(Figure collection entries)

┏━━

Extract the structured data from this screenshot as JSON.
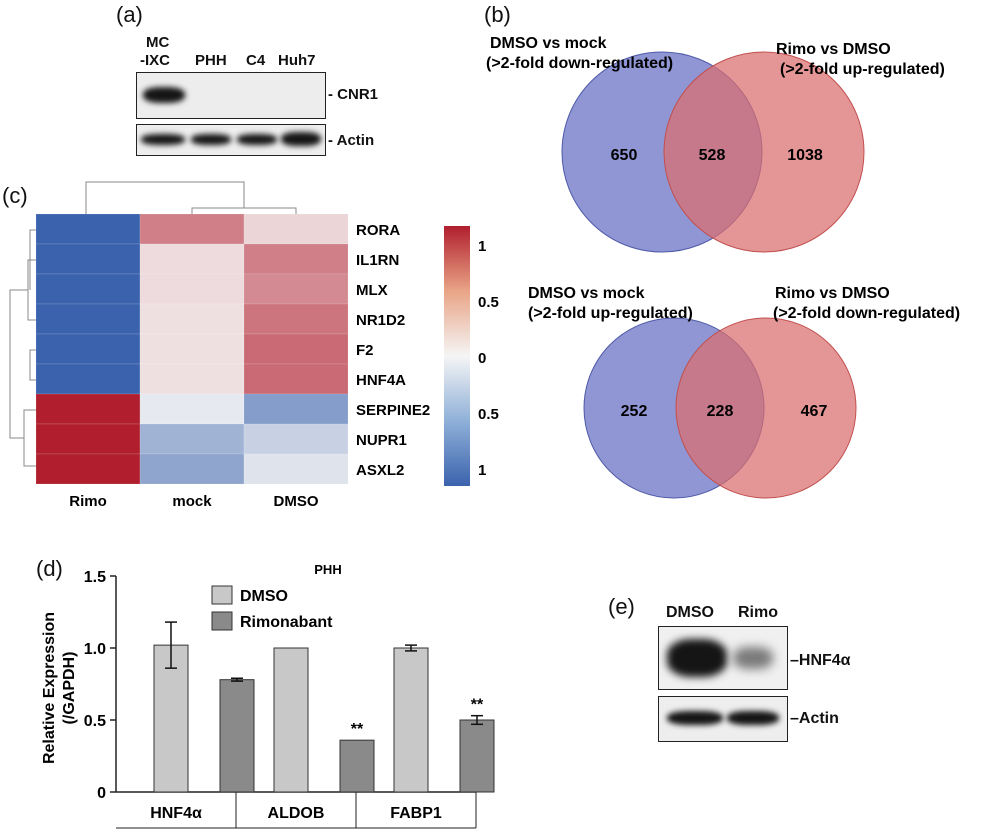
{
  "panels": {
    "a": "(a)",
    "b": "(b)",
    "c": "(c)",
    "d": "(d)",
    "e": "(e)"
  },
  "panel_a": {
    "lanes": [
      "MC\n-IXC",
      "PHH",
      "C4",
      "Huh7"
    ],
    "lane_mc_line1": "MC",
    "lane_mc_line2": "-IXC",
    "lane_phh": "PHH",
    "lane_c4": "C4",
    "lane_huh7": "Huh7",
    "band_top": "- CNR1",
    "band_bottom": "- Actin"
  },
  "panel_e": {
    "lane_dmso": "DMSO",
    "lane_rimo": "Rimo",
    "band_top": "–HNF4α",
    "band_bottom": "–Actin"
  },
  "chart_data": [
    {
      "type": "venn",
      "sets": [
        {
          "label_line1": "DMSO vs mock",
          "label_line2": "(>2-fold down-regulated)",
          "only": 650,
          "color": "#6f79c6"
        },
        {
          "label_line1": "Rimo vs DMSO",
          "label_line2": "(>2-fold up-regulated)",
          "only": 1038,
          "color": "#d96d6d"
        }
      ],
      "intersection": 528
    },
    {
      "type": "venn",
      "sets": [
        {
          "label_line1": "DMSO vs mock",
          "label_line2": "(>2-fold up-regulated)",
          "only": 252,
          "color": "#6f79c6"
        },
        {
          "label_line1": "Rimo vs DMSO",
          "label_line2": "(>2-fold down-regulated)",
          "only": 467,
          "color": "#d96d6d"
        }
      ],
      "intersection": 228
    },
    {
      "type": "heatmap",
      "columns": [
        "Rimo",
        "mock",
        "DMSO"
      ],
      "rows": [
        "RORA",
        "IL1RN",
        "MLX",
        "NR1D2",
        "F2",
        "HNF4A",
        "SERPINE2",
        "NUPR1",
        "ASXL2"
      ],
      "values": [
        [
          -1.0,
          0.55,
          0.15
        ],
        [
          -1.0,
          0.12,
          0.55
        ],
        [
          -1.0,
          0.12,
          0.5
        ],
        [
          -1.0,
          0.1,
          0.6
        ],
        [
          -1.0,
          0.1,
          0.65
        ],
        [
          -1.0,
          0.1,
          0.65
        ],
        [
          1.0,
          -0.08,
          -0.6
        ],
        [
          1.0,
          -0.45,
          -0.25
        ],
        [
          1.0,
          -0.55,
          -0.12
        ]
      ],
      "colorbar_ticks": [
        "1",
        "0.5",
        "0",
        "0.5",
        "1"
      ],
      "colorbar_range": [
        -1,
        1
      ],
      "colors": {
        "low": "#3b63ad",
        "mid": "#f5f5f5",
        "high": "#b11f2e"
      }
    },
    {
      "type": "bar",
      "title": "PHH",
      "ylabel_line1": "Relative Expression",
      "ylabel_line2": "(/GAPDH)",
      "categories": [
        "HNF4α",
        "ALDOB",
        "FABP1"
      ],
      "ylim": [
        0,
        1.5
      ],
      "yticks": [
        "0",
        "0.5",
        "1.0",
        "1.5"
      ],
      "series": [
        {
          "name": "DMSO",
          "values": [
            1.02,
            1.0,
            1.0
          ],
          "errors": [
            0.16,
            0.0,
            0.02
          ],
          "color": "#c8c8c8"
        },
        {
          "name": "Rimonabant",
          "values": [
            0.78,
            0.36,
            0.5
          ],
          "errors": [
            0.01,
            0.0,
            0.03
          ],
          "color": "#8a8a8a"
        }
      ],
      "annotations": [
        "",
        "**",
        "**"
      ]
    }
  ]
}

┗━━

Aim of the exercise — Reproduce the records verbatim, omitting all images they contain.

Solution to the problem —
Extract the structured data from this screenshot as JSON.
{
  "panels": {
    "a": "(a)",
    "b": "(b)",
    "c": "(c)",
    "d": "(d)",
    "e": "(e)"
  },
  "panel_a": {
    "lanes": [
      "MC\n-IXC",
      "PHH",
      "C4",
      "Huh7"
    ],
    "lane_mc_line1": "MC",
    "lane_mc_line2": "-IXC",
    "lane_phh": "PHH",
    "lane_c4": "C4",
    "lane_huh7": "Huh7",
    "band_top": "- CNR1",
    "band_bottom": "- Actin"
  },
  "panel_e": {
    "lane_dmso": "DMSO",
    "lane_rimo": "Rimo",
    "band_top": "–HNF4α",
    "band_bottom": "–Actin"
  },
  "chart_data": [
    {
      "type": "venn",
      "sets": [
        {
          "label_line1": "DMSO vs mock",
          "label_line2": "(>2-fold down-regulated)",
          "only": 650,
          "color": "#6f79c6"
        },
        {
          "label_line1": "Rimo vs DMSO",
          "label_line2": "(>2-fold up-regulated)",
          "only": 1038,
          "color": "#d96d6d"
        }
      ],
      "intersection": 528
    },
    {
      "type": "venn",
      "sets": [
        {
          "label_line1": "DMSO vs mock",
          "label_line2": "(>2-fold up-regulated)",
          "only": 252,
          "color": "#6f79c6"
        },
        {
          "label_line1": "Rimo vs DMSO",
          "label_line2": "(>2-fold down-regulated)",
          "only": 467,
          "color": "#d96d6d"
        }
      ],
      "intersection": 228
    },
    {
      "type": "heatmap",
      "columns": [
        "Rimo",
        "mock",
        "DMSO"
      ],
      "rows": [
        "RORA",
        "IL1RN",
        "MLX",
        "NR1D2",
        "F2",
        "HNF4A",
        "SERPINE2",
        "NUPR1",
        "ASXL2"
      ],
      "values": [
        [
          -1.0,
          0.55,
          0.15
        ],
        [
          -1.0,
          0.12,
          0.55
        ],
        [
          -1.0,
          0.12,
          0.5
        ],
        [
          -1.0,
          0.1,
          0.6
        ],
        [
          -1.0,
          0.1,
          0.65
        ],
        [
          -1.0,
          0.1,
          0.65
        ],
        [
          1.0,
          -0.08,
          -0.6
        ],
        [
          1.0,
          -0.45,
          -0.25
        ],
        [
          1.0,
          -0.55,
          -0.12
        ]
      ],
      "colorbar_ticks": [
        "1",
        "0.5",
        "0",
        "0.5",
        "1"
      ],
      "colorbar_range": [
        -1,
        1
      ],
      "colors": {
        "low": "#3b63ad",
        "mid": "#f5f5f5",
        "high": "#b11f2e"
      }
    },
    {
      "type": "bar",
      "title": "PHH",
      "ylabel_line1": "Relative Expression",
      "ylabel_line2": "(/GAPDH)",
      "categories": [
        "HNF4α",
        "ALDOB",
        "FABP1"
      ],
      "ylim": [
        0,
        1.5
      ],
      "yticks": [
        "0",
        "0.5",
        "1.0",
        "1.5"
      ],
      "series": [
        {
          "name": "DMSO",
          "values": [
            1.02,
            1.0,
            1.0
          ],
          "errors": [
            0.16,
            0.0,
            0.02
          ],
          "color": "#c8c8c8"
        },
        {
          "name": "Rimonabant",
          "values": [
            0.78,
            0.36,
            0.5
          ],
          "errors": [
            0.01,
            0.0,
            0.03
          ],
          "color": "#8a8a8a"
        }
      ],
      "annotations": [
        "",
        "**",
        "**"
      ]
    }
  ]
}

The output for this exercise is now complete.